Below are the records. List every line holding the word "Circulating".

----

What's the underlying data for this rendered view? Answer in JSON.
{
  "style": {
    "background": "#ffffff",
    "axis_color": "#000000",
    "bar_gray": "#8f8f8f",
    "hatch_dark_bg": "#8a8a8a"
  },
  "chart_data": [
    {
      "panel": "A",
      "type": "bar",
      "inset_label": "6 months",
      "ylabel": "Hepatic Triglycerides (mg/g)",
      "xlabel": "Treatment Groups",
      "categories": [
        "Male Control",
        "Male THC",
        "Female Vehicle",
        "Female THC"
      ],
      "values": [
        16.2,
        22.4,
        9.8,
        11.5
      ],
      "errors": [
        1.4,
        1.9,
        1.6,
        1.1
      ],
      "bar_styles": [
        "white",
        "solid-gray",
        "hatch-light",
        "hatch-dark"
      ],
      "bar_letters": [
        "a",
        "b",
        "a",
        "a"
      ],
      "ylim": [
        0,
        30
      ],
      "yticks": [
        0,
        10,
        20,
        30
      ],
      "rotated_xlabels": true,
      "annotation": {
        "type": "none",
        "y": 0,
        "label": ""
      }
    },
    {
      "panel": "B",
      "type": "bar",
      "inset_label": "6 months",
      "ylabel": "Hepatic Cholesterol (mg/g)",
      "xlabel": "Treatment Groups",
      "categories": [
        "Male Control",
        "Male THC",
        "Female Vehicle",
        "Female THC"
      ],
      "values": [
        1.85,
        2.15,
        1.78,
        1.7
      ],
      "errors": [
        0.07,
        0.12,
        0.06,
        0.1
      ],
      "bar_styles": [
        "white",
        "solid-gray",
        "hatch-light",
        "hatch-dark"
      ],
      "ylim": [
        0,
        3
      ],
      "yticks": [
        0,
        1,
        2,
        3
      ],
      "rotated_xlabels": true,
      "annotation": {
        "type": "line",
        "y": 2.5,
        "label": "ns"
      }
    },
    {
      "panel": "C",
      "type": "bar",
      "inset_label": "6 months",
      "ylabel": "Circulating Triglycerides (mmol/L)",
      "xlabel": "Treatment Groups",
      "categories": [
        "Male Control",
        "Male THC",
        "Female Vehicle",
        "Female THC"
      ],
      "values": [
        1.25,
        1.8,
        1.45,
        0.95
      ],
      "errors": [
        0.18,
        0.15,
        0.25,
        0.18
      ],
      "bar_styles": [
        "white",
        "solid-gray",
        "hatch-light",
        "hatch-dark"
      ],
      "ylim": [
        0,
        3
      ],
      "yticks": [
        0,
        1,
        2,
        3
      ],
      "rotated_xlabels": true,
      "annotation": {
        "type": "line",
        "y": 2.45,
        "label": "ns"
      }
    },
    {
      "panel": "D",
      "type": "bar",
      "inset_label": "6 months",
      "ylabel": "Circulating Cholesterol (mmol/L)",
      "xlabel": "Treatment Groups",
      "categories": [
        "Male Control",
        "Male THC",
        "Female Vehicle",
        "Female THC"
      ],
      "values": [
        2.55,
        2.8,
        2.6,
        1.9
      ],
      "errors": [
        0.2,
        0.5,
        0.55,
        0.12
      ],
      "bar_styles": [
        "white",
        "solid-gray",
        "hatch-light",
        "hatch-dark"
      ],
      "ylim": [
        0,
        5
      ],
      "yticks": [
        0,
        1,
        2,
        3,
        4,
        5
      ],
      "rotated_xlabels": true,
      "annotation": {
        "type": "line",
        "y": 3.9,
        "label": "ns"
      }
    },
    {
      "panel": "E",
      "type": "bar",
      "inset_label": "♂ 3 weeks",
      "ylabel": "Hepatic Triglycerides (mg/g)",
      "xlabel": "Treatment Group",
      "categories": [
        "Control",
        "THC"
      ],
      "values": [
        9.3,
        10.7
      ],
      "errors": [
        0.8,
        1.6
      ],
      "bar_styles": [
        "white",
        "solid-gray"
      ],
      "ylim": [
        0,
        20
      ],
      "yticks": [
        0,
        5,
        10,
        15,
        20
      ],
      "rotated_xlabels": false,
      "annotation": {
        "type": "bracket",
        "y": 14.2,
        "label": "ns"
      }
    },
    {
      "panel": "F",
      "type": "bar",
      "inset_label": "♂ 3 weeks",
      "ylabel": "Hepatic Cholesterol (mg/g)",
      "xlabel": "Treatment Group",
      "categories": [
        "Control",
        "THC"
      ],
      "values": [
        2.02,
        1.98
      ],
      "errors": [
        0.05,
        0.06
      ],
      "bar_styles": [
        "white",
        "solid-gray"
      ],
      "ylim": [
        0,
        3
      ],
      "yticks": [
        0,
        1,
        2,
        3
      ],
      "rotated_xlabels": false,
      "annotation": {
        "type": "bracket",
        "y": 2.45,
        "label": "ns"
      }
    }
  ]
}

----

▸ **Finished answer**
      "ylabel": "Circulating Triglycerides (mmol/L)",
      "ylabel": "Circulating Cholesterol (mmol/L)",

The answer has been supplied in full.